§ WRITTEN INSTRUCTION
Copy the data below exactly.

[Stored data entries]
────

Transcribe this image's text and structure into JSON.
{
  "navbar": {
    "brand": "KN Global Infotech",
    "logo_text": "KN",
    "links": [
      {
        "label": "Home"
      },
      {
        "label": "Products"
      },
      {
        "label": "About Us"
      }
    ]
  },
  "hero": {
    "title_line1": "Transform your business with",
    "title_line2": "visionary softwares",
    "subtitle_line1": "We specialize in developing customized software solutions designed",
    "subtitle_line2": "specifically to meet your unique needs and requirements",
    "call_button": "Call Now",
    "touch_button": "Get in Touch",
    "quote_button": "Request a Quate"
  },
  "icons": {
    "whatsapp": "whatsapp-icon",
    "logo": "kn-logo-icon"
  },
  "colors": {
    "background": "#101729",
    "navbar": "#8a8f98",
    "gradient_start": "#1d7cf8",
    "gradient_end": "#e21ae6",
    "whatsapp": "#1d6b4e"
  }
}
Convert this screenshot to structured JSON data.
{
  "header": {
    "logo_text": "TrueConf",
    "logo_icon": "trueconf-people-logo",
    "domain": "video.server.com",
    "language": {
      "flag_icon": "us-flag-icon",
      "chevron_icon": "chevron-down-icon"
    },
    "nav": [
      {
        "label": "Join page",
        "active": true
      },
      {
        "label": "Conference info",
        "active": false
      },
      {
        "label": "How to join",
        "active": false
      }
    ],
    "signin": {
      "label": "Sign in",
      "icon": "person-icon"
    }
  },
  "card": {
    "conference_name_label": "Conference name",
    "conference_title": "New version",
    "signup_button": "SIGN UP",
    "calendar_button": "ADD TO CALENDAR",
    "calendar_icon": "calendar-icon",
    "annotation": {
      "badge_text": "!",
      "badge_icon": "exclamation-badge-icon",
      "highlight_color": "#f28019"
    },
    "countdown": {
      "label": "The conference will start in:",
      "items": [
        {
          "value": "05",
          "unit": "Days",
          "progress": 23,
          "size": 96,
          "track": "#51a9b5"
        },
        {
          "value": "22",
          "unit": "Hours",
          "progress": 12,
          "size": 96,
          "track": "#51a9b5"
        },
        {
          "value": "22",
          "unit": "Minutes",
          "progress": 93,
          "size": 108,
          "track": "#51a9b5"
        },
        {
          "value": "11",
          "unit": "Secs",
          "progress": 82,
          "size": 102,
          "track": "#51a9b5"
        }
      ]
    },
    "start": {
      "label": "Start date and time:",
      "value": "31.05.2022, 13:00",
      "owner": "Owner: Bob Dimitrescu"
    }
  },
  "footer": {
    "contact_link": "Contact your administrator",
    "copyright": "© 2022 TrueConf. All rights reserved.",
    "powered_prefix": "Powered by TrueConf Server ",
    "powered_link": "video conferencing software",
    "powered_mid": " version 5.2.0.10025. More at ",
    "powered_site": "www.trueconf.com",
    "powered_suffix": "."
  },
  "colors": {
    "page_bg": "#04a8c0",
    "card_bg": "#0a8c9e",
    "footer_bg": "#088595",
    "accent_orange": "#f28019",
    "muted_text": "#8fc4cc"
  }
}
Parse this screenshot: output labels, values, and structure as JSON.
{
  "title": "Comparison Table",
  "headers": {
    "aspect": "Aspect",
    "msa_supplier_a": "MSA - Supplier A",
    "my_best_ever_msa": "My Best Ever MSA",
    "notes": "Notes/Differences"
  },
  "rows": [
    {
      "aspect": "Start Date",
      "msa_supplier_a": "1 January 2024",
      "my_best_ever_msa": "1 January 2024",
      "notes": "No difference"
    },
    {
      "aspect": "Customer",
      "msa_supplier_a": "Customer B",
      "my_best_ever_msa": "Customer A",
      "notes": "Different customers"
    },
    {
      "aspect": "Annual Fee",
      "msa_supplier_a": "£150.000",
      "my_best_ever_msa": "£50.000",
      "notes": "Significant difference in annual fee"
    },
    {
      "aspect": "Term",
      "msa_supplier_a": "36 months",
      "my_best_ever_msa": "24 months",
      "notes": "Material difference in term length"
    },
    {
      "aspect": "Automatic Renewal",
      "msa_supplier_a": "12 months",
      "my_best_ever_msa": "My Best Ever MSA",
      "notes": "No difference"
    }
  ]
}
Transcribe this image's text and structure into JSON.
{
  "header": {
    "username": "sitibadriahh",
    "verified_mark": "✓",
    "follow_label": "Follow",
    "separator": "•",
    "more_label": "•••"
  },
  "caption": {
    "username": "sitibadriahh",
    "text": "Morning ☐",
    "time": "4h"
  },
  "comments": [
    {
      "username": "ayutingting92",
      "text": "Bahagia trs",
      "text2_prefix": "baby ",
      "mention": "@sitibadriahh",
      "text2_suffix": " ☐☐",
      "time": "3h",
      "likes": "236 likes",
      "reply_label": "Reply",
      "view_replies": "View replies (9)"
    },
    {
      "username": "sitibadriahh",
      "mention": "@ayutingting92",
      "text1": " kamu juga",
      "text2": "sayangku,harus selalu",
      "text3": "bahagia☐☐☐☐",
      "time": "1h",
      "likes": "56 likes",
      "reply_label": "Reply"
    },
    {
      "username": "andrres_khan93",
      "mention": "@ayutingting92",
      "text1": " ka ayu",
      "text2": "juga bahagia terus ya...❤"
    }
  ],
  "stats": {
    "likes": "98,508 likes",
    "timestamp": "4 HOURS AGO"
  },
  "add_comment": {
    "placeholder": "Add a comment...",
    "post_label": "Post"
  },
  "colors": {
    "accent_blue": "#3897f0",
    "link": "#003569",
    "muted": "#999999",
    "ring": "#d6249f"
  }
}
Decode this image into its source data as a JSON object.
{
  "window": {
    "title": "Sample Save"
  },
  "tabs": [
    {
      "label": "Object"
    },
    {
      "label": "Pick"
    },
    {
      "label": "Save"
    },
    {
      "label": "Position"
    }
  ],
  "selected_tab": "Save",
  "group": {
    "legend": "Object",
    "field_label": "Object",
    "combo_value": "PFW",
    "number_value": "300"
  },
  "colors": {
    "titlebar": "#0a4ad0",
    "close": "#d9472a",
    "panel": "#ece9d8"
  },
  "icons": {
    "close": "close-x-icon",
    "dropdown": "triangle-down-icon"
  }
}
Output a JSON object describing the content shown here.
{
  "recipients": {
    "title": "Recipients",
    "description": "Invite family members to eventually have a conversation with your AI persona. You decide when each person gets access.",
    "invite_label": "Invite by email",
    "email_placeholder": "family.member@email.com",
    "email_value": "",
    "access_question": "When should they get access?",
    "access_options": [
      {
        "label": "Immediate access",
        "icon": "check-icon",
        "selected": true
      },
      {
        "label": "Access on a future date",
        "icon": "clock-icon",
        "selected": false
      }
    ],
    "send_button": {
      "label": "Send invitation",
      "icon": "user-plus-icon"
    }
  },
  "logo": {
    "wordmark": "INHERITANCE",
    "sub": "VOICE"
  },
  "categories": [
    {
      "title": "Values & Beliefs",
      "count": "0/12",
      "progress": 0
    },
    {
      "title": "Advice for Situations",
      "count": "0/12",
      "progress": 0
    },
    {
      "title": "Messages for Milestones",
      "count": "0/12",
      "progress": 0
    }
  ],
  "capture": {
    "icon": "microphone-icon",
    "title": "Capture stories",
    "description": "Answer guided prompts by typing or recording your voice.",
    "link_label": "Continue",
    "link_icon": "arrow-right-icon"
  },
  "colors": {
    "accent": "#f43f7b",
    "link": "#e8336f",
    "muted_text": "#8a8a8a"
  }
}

────

§ ANSWER TO THIS TASK
Transcribe this image's text and structure into JSON.
{
  "navbar": {
    "brand": "KN Global Infotech",
    "logo_text": "KN",
    "links": [
      {
        "label": "Home"
      },
      {
        "label": "Products"
      },
      {
        "label": "About Us"
      }
    ]
  },
  "hero": {
    "title_line1": "Transform your business with",
    "title_line2": "visionary softwares",
    "subtitle_line1": "We specialize in developing customized software solutions designed",
    "subtitle_line2": "specifically to meet your unique needs and requirements",
    "call_button": "Call Now",
    "touch_button": "Get in Touch",
    "quote_button": "Request a Quate"
  },
  "icons": {
    "whatsapp": "whatsapp-icon",
    "logo": "kn-logo-icon"
  },
  "colors": {
    "background": "#101729",
    "navbar": "#8a8f98",
    "gradient_start": "#1d7cf8",
    "gradient_end": "#e21ae6",
    "whatsapp": "#1d6b4e"
  }
}
Convert this screenshot to structured JSON data.
{
  "header": {
    "logo_text": "TrueConf",
    "logo_icon": "trueconf-people-logo",
    "domain": "video.server.com",
    "language": {
      "flag_icon": "us-flag-icon",
      "chevron_icon": "chevron-down-icon"
    },
    "nav": [
      {
        "label": "Join page",
        "active": true
      },
      {
        "label": "Conference info",
        "active": false
      },
      {
        "label": "How to join",
        "active": false
      }
    ],
    "signin": {
      "label": "Sign in",
      "icon": "person-icon"
    }
  },
  "card": {
    "conference_name_label": "Conference name",
    "conference_title": "New version",
    "signup_button": "SIGN UP",
    "calendar_button": "ADD TO CALENDAR",
    "calendar_icon": "calendar-icon",
    "annotation": {
      "badge_text": "!",
      "badge_icon": "exclamation-badge-icon",
      "highlight_color": "#f28019"
    },
    "countdown": {
      "label": "The conference will start in:",
      "items": [
        {
          "value": "05",
          "unit": "Days",
          "progress": 23,
          "size": 96,
          "track": "#51a9b5"
        },
        {
          "value": "22",
          "unit": "Hours",
          "progress": 12,
          "size": 96,
          "track": "#51a9b5"
        },
        {
          "value": "22",
          "unit": "Minutes",
          "progress": 93,
          "size": 108,
          "track": "#51a9b5"
        },
        {
          "value": "11",
          "unit": "Secs",
          "progress": 82,
          "size": 102,
          "track": "#51a9b5"
        }
      ]
    },
    "start": {
      "label": "Start date and time:",
      "value": "31.05.2022, 13:00",
      "owner": "Owner: Bob Dimitrescu"
    }
  },
  "footer": {
    "contact_link": "Contact your administrator",
    "copyright": "© 2022 TrueConf. All rights reserved.",
    "powered_prefix": "Powered by TrueConf Server ",
    "powered_link": "video conferencing software",
    "powered_mid": " version 5.2.0.10025. More at ",
    "powered_site": "www.trueconf.com",
    "powered_suffix": "."
  },
  "colors": {
    "page_bg": "#04a8c0",
    "card_bg": "#0a8c9e",
    "footer_bg": "#088595",
    "accent_orange": "#f28019",
    "muted_text": "#8fc4cc"
  }
}
Parse this screenshot: output labels, values, and structure as JSON.
{
  "title": "Comparison Table",
  "headers": {
    "aspect": "Aspect",
    "msa_supplier_a": "MSA - Supplier A",
    "my_best_ever_msa": "My Best Ever MSA",
    "notes": "Notes/Differences"
  },
  "rows": [
    {
      "aspect": "Start Date",
      "msa_supplier_a": "1 January 2024",
      "my_best_ever_msa": "1 January 2024",
      "notes": "No difference"
    },
    {
      "aspect": "Customer",
      "msa_supplier_a": "Customer B",
      "my_best_ever_msa": "Customer A",
      "notes": "Different customers"
    },
    {
      "aspect": "Annual Fee",
      "msa_supplier_a": "£150.000",
      "my_best_ever_msa": "£50.000",
      "notes": "Significant difference in annual fee"
    },
    {
      "aspect": "Term",
      "msa_supplier_a": "36 months",
      "my_best_ever_msa": "24 months",
      "notes": "Material difference in term length"
    },
    {
      "aspect": "Automatic Renewal",
      "msa_supplier_a": "12 months",
      "my_best_ever_msa": "My Best Ever MSA",
      "notes": "No difference"
    }
  ]
}
Transcribe this image's text and structure into JSON.
{
  "header": {
    "username": "sitibadriahh",
    "verified_mark": "✓",
    "follow_label": "Follow",
    "separator": "•",
    "more_label": "•••"
  },
  "caption": {
    "username": "sitibadriahh",
    "text": "Morning ☐",
    "time": "4h"
  },
  "comments": [
    {
      "username": "ayutingting92",
      "text": "Bahagia trs",
      "text2_prefix": "baby ",
      "mention": "@sitibadriahh",
      "text2_suffix": " ☐☐",
      "time": "3h",
      "likes": "236 likes",
      "reply_label": "Reply",
      "view_replies": "View replies (9)"
    },
    {
      "username": "sitibadriahh",
      "mention": "@ayutingting92",
      "text1": " kamu juga",
      "text2": "sayangku,harus selalu",
      "text3": "bahagia☐☐☐☐",
      "time": "1h",
      "likes": "56 likes",
      "reply_label": "Reply"
    },
    {
      "username": "andrres_khan93",
      "mention": "@ayutingting92",
      "text1": " ka ayu",
      "text2": "juga bahagia terus ya...❤"
    }
  ],
  "stats": {
    "likes": "98,508 likes",
    "timestamp": "4 HOURS AGO"
  },
  "add_comment": {
    "placeholder": "Add a comment...",
    "post_label": "Post"
  },
  "colors": {
    "accent_blue": "#3897f0",
    "link": "#003569",
    "muted": "#999999",
    "ring": "#d6249f"
  }
}
Decode this image into its source data as a JSON object.
{
  "window": {
    "title": "Sample Save"
  },
  "tabs": [
    {
      "label": "Object"
    },
    {
      "label": "Pick"
    },
    {
      "label": "Save"
    },
    {
      "label": "Position"
    }
  ],
  "selected_tab": "Save",
  "group": {
    "legend": "Object",
    "field_label": "Object",
    "combo_value": "PFW",
    "number_value": "300"
  },
  "colors": {
    "titlebar": "#0a4ad0",
    "close": "#d9472a",
    "panel": "#ece9d8"
  },
  "icons": {
    "close": "close-x-icon",
    "dropdown": "triangle-down-icon"
  }
}
Output a JSON object describing the content shown here.
{
  "recipients": {
    "title": "Recipients",
    "description": "Invite family members to eventually have a conversation with your AI persona. You decide when each person gets access.",
    "invite_label": "Invite by email",
    "email_placeholder": "family.member@email.com",
    "email_value": "",
    "access_question": "When should they get access?",
    "access_options": [
      {
        "label": "Immediate access",
        "icon": "check-icon",
        "selected": true
      },
      {
        "label": "Access on a future date",
        "icon": "clock-icon",
        "selected": false
      }
    ],
    "send_button": {
      "label": "Send invitation",
      "icon": "user-plus-icon"
    }
  },
  "logo": {
    "wordmark": "INHERITANCE",
    "sub": "VOICE"
  },
  "categories": [
    {
      "title": "Values & Beliefs",
      "count": "0/12",
      "progress": 0
    },
    {
      "title": "Advice for Situations",
      "count": "0/12",
      "progress": 0
    },
    {
      "title": "Messages for Milestones",
      "count": "0/12",
      "progress": 0
    }
  ],
  "capture": {
    "icon": "microphone-icon",
    "title": "Capture stories",
    "description": "Answer guided prompts by typing or recording your voice.",
    "link_label": "Continue",
    "link_icon": "arrow-right-icon"
  },
  "colors": {
    "accent": "#f43f7b",
    "link": "#e8336f",
    "muted_text": "#8a8a8a"
  }
}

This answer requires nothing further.